** Written task **
Transcribe all the records with complete accuracy.
# START OF Given information
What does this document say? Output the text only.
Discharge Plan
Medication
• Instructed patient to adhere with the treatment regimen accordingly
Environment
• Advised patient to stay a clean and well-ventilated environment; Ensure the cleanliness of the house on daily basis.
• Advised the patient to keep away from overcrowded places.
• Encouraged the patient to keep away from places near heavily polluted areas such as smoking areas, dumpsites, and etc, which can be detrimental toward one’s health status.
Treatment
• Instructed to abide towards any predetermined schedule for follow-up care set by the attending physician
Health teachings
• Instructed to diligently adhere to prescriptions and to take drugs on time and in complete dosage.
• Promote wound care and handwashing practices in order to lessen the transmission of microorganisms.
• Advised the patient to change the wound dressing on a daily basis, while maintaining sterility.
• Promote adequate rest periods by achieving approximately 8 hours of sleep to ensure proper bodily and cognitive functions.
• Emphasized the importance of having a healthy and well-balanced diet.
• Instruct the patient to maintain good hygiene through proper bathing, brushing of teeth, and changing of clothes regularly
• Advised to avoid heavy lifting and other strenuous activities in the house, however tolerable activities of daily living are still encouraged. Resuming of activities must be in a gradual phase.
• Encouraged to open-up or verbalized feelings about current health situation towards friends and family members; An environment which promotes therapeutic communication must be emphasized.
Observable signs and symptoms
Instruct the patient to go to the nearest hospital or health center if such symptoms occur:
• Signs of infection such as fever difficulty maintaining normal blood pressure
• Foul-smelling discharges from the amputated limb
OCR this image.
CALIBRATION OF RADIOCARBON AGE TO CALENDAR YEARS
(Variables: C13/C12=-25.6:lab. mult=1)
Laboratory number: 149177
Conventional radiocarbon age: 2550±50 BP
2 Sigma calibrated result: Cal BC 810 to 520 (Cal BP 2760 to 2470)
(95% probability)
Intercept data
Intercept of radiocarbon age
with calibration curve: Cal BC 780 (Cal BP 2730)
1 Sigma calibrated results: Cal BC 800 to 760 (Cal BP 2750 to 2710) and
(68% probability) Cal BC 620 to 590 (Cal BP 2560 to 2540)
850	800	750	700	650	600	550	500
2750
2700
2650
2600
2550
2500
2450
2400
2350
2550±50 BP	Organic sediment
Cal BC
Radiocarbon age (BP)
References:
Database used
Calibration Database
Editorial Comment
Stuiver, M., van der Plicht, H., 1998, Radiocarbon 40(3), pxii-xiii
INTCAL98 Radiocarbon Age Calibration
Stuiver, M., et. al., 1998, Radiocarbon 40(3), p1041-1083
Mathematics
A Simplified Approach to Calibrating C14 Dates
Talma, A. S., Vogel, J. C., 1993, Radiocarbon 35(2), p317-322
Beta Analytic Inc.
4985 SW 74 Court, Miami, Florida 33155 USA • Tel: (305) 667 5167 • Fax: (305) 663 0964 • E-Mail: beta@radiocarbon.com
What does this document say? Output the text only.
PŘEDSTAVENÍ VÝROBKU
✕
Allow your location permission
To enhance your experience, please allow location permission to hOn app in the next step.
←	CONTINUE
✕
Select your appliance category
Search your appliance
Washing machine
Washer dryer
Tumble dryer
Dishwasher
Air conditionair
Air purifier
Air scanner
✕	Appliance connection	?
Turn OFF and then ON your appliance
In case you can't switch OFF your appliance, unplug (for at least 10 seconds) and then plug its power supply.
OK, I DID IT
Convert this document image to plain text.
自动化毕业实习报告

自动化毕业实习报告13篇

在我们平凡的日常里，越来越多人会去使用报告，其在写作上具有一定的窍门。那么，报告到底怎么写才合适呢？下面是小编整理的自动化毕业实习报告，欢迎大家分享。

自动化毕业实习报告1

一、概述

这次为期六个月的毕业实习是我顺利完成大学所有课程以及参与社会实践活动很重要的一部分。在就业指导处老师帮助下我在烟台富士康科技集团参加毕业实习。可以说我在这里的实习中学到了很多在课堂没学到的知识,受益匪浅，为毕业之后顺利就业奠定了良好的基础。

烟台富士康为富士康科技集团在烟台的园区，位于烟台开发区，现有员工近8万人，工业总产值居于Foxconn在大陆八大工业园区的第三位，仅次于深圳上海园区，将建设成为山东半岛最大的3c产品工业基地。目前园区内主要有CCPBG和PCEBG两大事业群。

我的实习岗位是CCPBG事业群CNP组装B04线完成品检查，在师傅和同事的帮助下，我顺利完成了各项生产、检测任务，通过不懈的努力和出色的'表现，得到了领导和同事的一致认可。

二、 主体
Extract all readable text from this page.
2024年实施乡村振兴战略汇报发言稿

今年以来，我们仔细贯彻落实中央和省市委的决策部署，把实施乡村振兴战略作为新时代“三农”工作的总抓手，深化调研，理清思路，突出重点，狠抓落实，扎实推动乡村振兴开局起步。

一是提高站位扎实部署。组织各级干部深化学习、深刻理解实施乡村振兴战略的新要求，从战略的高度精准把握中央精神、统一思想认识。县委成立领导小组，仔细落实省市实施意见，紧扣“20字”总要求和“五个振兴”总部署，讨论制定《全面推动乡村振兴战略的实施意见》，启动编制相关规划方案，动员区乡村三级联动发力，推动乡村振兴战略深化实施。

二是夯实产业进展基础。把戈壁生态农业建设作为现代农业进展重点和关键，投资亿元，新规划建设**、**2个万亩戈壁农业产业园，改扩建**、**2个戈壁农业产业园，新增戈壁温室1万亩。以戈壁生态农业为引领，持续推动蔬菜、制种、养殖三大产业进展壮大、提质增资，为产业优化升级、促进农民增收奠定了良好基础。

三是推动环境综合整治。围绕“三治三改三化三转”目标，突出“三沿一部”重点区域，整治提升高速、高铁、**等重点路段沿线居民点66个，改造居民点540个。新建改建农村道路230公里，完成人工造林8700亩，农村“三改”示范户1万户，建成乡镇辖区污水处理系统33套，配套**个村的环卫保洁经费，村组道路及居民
# END OF Given information
** Answer to this task **
What does this document say? Output the text only.
Discharge Plan
Medication
• Instructed patient to adhere with the treatment regimen accordingly
Environment
• Advised patient to stay a clean and well-ventilated environment; Ensure the cleanliness of the house on daily basis.
• Advised the patient to keep away from overcrowded places.
• Encouraged the patient to keep away from places near heavily polluted areas such as smoking areas, dumpsites, and etc, which can be detrimental toward one’s health status.
Treatment
• Instructed to abide towards any predetermined schedule for follow-up care set by the attending physician
Health teachings
• Instructed to diligently adhere to prescriptions and to take drugs on time and in complete dosage.
• Promote wound care and handwashing practices in order to lessen the transmission of microorganisms.
• Advised the patient to change the wound dressing on a daily basis, while maintaining sterility.
• Promote adequate rest periods by achieving approximately 8 hours of sleep to ensure proper bodily and cognitive functions.
• Emphasized the importance of having a healthy and well-balanced diet.
• Instruct the patient to maintain good hygiene through proper bathing, brushing of teeth, and changing of clothes regularly
• Advised to avoid heavy lifting and other strenuous activities in the house, however tolerable activities of daily living are still encouraged. Resuming of activities must be in a gradual phase.
• Encouraged to open-up or verbalized feelings about current health situation towards friends and family members; An environment which promotes therapeutic communication must be emphasized.
Observable signs and symptoms
Instruct the patient to go to the nearest hospital or health center if such symptoms occur:
• Signs of infection such as fever difficulty maintaining normal blood pressure
• Foul-smelling discharges from the amputated limb
OCR this image.
CALIBRATION OF RADIOCARBON AGE TO CALENDAR YEARS
(Variables: C13/C12=-25.6:lab. mult=1)
Laboratory number: 149177
Conventional radiocarbon age: 2550±50 BP
2 Sigma calibrated result: Cal BC 810 to 520 (Cal BP 2760 to 2470)
(95% probability)
Intercept data
Intercept of radiocarbon age
with calibration curve: Cal BC 780 (Cal BP 2730)
1 Sigma calibrated results: Cal BC 800 to 760 (Cal BP 2750 to 2710) and
(68% probability) Cal BC 620 to 590 (Cal BP 2560 to 2540)
850	800	750	700	650	600	550	500
2750
2700
2650
2600
2550
2500
2450
2400
2350
2550±50 BP	Organic sediment
Cal BC
Radiocarbon age (BP)
References:
Database used
Calibration Database
Editorial Comment
Stuiver, M., van der Plicht, H., 1998, Radiocarbon 40(3), pxii-xiii
INTCAL98 Radiocarbon Age Calibration
Stuiver, M., et. al., 1998, Radiocarbon 40(3), p1041-1083
Mathematics
A Simplified Approach to Calibrating C14 Dates
Talma, A. S., Vogel, J. C., 1993, Radiocarbon 35(2), p317-322
Beta Analytic Inc.
4985 SW 74 Court, Miami, Florida 33155 USA • Tel: (305) 667 5167 • Fax: (305) 663 0964 • E-Mail: beta@radiocarbon.com
What does this document say? Output the text only.
PŘEDSTAVENÍ VÝROBKU
✕
Allow your location permission
To enhance your experience, please allow location permission to hOn app in the next step.
←	CONTINUE
✕
Select your appliance category
Search your appliance
Washing machine
Washer dryer
Tumble dryer
Dishwasher
Air conditionair
Air purifier
Air scanner
✕	Appliance connection	?
Turn OFF and then ON your appliance
In case you can't switch OFF your appliance, unplug (for at least 10 seconds) and then plug its power supply.
OK, I DID IT
Convert this document image to plain text.
自动化毕业实习报告

自动化毕业实习报告13篇

在我们平凡的日常里，越来越多人会去使用报告，其在写作上具有一定的窍门。那么，报告到底怎么写才合适呢？下面是小编整理的自动化毕业实习报告，欢迎大家分享。

自动化毕业实习报告1

一、概述

这次为期六个月的毕业实习是我顺利完成大学所有课程以及参与社会实践活动很重要的一部分。在就业指导处老师帮助下我在烟台富士康科技集团参加毕业实习。可以说我在这里的实习中学到了很多在课堂没学到的知识,受益匪浅，为毕业之后顺利就业奠定了良好的基础。

烟台富士康为富士康科技集团在烟台的园区，位于烟台开发区，现有员工近8万人，工业总产值居于Foxconn在大陆八大工业园区的第三位，仅次于深圳上海园区，将建设成为山东半岛最大的3c产品工业基地。目前园区内主要有CCPBG和PCEBG两大事业群。

我的实习岗位是CCPBG事业群CNP组装B04线完成品检查，在师傅和同事的帮助下，我顺利完成了各项生产、检测任务，通过不懈的努力和出色的'表现，得到了领导和同事的一致认可。

二、 主体
Extract all readable text from this page.
2024年实施乡村振兴战略汇报发言稿

今年以来，我们仔细贯彻落实中央和省市委的决策部署，把实施乡村振兴战略作为新时代“三农”工作的总抓手，深化调研，理清思路，突出重点，狠抓落实，扎实推动乡村振兴开局起步。

一是提高站位扎实部署。组织各级干部深化学习、深刻理解实施乡村振兴战略的新要求，从战略的高度精准把握中央精神、统一思想认识。县委成立领导小组，仔细落实省市实施意见，紧扣“20字”总要求和“五个振兴”总部署，讨论制定《全面推动乡村振兴战略的实施意见》，启动编制相关规划方案，动员区乡村三级联动发力，推动乡村振兴战略深化实施。

二是夯实产业进展基础。把戈壁生态农业建设作为现代农业进展重点和关键，投资亿元，新规划建设**、**2个万亩戈壁农业产业园，改扩建**、**2个戈壁农业产业园，新增戈壁温室1万亩。以戈壁生态农业为引领，持续推动蔬菜、制种、养殖三大产业进展壮大、提质增资，为产业优化升级、促进农民增收奠定了良好基础。

三是推动环境综合整治。围绕“三治三改三化三转”目标，突出“三沿一部”重点区域，整治提升高速、高铁、**等重点路段沿线居民点66个，改造居民点540个。新建改建农村道路230公里，完成人工造林8700亩，农村“三改”示范户1万户，建成乡镇辖区污水处理系统33套，配套**个村的环卫保洁经费，村组道路及居民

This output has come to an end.